* **Exercise directions**: Extract each of the following rows and reproduce every line verbatim, without changing anything.

________

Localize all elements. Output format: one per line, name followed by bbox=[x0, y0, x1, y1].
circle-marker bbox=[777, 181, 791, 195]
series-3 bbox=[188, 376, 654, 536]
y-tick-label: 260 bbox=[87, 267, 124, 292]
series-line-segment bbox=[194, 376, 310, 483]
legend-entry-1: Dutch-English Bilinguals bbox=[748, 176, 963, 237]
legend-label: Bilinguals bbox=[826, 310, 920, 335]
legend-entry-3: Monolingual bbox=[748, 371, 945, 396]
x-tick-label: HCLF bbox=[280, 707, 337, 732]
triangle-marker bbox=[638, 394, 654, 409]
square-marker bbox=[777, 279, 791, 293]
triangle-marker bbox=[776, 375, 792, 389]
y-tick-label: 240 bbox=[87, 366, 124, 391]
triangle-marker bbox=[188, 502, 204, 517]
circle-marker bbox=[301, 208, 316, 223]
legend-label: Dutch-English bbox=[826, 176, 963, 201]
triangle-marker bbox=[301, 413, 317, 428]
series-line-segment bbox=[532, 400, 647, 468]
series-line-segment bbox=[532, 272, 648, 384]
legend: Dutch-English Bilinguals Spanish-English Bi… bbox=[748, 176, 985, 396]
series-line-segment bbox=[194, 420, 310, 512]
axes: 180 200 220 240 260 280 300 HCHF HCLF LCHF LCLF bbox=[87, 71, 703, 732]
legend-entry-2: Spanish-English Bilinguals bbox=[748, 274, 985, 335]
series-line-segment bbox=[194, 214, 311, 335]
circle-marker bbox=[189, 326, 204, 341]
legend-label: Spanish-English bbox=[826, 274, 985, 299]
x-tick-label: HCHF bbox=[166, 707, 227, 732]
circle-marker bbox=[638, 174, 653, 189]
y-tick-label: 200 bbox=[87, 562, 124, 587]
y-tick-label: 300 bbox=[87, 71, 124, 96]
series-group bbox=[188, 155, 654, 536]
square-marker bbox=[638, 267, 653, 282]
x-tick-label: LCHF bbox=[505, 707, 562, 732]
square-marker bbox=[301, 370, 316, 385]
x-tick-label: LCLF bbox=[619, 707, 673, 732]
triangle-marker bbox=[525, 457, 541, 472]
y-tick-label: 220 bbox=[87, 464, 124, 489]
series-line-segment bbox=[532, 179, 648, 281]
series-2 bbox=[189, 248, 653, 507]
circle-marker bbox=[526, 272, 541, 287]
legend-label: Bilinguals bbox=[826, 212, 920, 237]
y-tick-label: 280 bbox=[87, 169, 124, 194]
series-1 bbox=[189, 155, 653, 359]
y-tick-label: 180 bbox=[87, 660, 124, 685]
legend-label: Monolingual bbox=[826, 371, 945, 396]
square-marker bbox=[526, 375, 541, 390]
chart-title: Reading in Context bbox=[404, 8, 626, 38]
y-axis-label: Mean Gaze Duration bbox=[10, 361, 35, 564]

________

* **Response to the task**:
Localize all elements. Output format: one per line, name followed by bbox=[x0, y0, x1, y1].
circle-marker bbox=[777, 181, 791, 195]
series-3 bbox=[188, 376, 654, 536]
y-tick-label: 260 bbox=[87, 267, 124, 292]
series-line-segment bbox=[194, 376, 310, 483]
legend-entry-1: Dutch-English Bilinguals bbox=[748, 176, 963, 237]
legend-label: Bilinguals bbox=[826, 310, 920, 335]
legend-entry-3: Monolingual bbox=[748, 371, 945, 396]
x-tick-label: HCLF bbox=[280, 707, 337, 732]
triangle-marker bbox=[638, 394, 654, 409]
square-marker bbox=[777, 279, 791, 293]
triangle-marker bbox=[776, 375, 792, 389]
y-tick-label: 240 bbox=[87, 366, 124, 391]
triangle-marker bbox=[188, 502, 204, 517]
circle-marker bbox=[301, 208, 316, 223]
legend-label: Dutch-English bbox=[826, 176, 963, 201]
triangle-marker bbox=[301, 413, 317, 428]
series-line-segment bbox=[532, 400, 647, 468]
series-line-segment bbox=[532, 272, 648, 384]
legend: Dutch-English Bilinguals Spanish-English Bi… bbox=[748, 176, 985, 396]
series-line-segment bbox=[194, 420, 310, 512]
axes: 180 200 220 240 260 280 300 HCHF HCLF LCHF LCLF bbox=[87, 71, 703, 732]
legend-entry-2: Spanish-English Bilinguals bbox=[748, 274, 985, 335]
series-line-segment bbox=[194, 214, 311, 335]
circle-marker bbox=[189, 326, 204, 341]
legend-label: Spanish-English bbox=[826, 274, 985, 299]
x-tick-label: HCHF bbox=[166, 707, 227, 732]
circle-marker bbox=[638, 174, 653, 189]
y-tick-label: 200 bbox=[87, 562, 124, 587]
y-tick-label: 300 bbox=[87, 71, 124, 96]
series-group bbox=[188, 155, 654, 536]
square-marker bbox=[638, 267, 653, 282]
x-tick-label: LCHF bbox=[505, 707, 562, 732]
square-marker bbox=[301, 370, 316, 385]
x-tick-label: LCLF bbox=[619, 707, 673, 732]
triangle-marker bbox=[525, 457, 541, 472]
y-tick-label: 220 bbox=[87, 464, 124, 489]
series-line-segment bbox=[532, 179, 648, 281]
series-2 bbox=[189, 248, 653, 507]
circle-marker bbox=[526, 272, 541, 287]
legend-label: Bilinguals bbox=[826, 212, 920, 237]
y-tick-label: 280 bbox=[87, 169, 124, 194]
series-1 bbox=[189, 155, 653, 359]
y-tick-label: 180 bbox=[87, 660, 124, 685]
legend-label: Monolingual bbox=[826, 371, 945, 396]
square-marker bbox=[526, 375, 541, 390]
chart-title: Reading in Context bbox=[404, 8, 626, 38]
y-axis-label: Mean Gaze Duration bbox=[10, 361, 35, 564]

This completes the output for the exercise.